▶ _EXERCISE REQUIREMENTS_:
The entries below are to be written out again without alteration.

▶ _AVAILABLE RECORDS_:
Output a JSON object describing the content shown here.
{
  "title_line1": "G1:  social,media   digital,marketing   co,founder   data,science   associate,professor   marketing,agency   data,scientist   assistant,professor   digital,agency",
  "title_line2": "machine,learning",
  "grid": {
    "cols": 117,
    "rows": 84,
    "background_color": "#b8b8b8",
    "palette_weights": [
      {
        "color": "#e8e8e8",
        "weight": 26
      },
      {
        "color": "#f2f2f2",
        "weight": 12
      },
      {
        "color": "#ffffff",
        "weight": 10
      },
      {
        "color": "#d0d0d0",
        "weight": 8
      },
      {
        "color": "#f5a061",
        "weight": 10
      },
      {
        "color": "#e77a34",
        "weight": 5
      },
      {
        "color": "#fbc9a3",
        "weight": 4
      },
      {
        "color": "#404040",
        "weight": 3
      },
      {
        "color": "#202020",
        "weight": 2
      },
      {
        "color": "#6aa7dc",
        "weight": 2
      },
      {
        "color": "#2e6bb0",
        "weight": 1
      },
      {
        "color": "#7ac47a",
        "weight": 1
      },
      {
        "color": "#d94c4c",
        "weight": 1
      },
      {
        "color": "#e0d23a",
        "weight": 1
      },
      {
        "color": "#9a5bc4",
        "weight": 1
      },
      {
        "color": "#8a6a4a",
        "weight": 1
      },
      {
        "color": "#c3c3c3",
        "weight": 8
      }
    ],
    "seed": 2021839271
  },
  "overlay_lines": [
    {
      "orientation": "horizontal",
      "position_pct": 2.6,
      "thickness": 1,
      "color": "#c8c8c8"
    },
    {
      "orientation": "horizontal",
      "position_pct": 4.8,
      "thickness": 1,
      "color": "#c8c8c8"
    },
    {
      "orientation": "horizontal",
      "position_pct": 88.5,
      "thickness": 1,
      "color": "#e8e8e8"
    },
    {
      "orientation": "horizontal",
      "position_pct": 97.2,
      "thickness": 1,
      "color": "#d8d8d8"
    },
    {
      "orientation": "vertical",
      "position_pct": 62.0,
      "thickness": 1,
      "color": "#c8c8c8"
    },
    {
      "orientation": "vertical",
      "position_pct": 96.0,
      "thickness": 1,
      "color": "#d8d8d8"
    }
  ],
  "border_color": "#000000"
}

▶ _SOLUTION TO THE EXERCISE_:
Output a JSON object describing the content shown here.
{
  "title_line1": "G1:  social,media   digital,marketing   co,founder   data,science   associate,professor   marketing,agency   data,scientist   assistant,professor   digital,agency",
  "title_line2": "machine,learning",
  "grid": {
    "cols": 117,
    "rows": 84,
    "background_color": "#b8b8b8",
    "palette_weights": [
      {
        "color": "#e8e8e8",
        "weight": 26
      },
      {
        "color": "#f2f2f2",
        "weight": 12
      },
      {
        "color": "#ffffff",
        "weight": 10
      },
      {
        "color": "#d0d0d0",
        "weight": 8
      },
      {
        "color": "#f5a061",
        "weight": 10
      },
      {
        "color": "#e77a34",
        "weight": 5
      },
      {
        "color": "#fbc9a3",
        "weight": 4
      },
      {
        "color": "#404040",
        "weight": 3
      },
      {
        "color": "#202020",
        "weight": 2
      },
      {
        "color": "#6aa7dc",
        "weight": 2
      },
      {
        "color": "#2e6bb0",
        "weight": 1
      },
      {
        "color": "#7ac47a",
        "weight": 1
      },
      {
        "color": "#d94c4c",
        "weight": 1
      },
      {
        "color": "#e0d23a",
        "weight": 1
      },
      {
        "color": "#9a5bc4",
        "weight": 1
      },
      {
        "color": "#8a6a4a",
        "weight": 1
      },
      {
        "color": "#c3c3c3",
        "weight": 8
      }
    ],
    "seed": 2021839271
  },
  "overlay_lines": [
    {
      "orientation": "horizontal",
      "position_pct": 2.6,
      "thickness": 1,
      "color": "#c8c8c8"
    },
    {
      "orientation": "horizontal",
      "position_pct": 4.8,
      "thickness": 1,
      "color": "#c8c8c8"
    },
    {
      "orientation": "horizontal",
      "position_pct": 88.5,
      "thickness": 1,
      "color": "#e8e8e8"
    },
    {
      "orientation": "horizontal",
      "position_pct": 97.2,
      "thickness": 1,
      "color": "#d8d8d8"
    },
    {
      "orientation": "vertical",
      "position_pct": 62.0,
      "thickness": 1,
      "color": "#c8c8c8"
    },
    {
      "orientation": "vertical",
      "position_pct": 96.0,
      "thickness": 1,
      "color": "#d8d8d8"
    }
  ],
  "border_color": "#000000"
}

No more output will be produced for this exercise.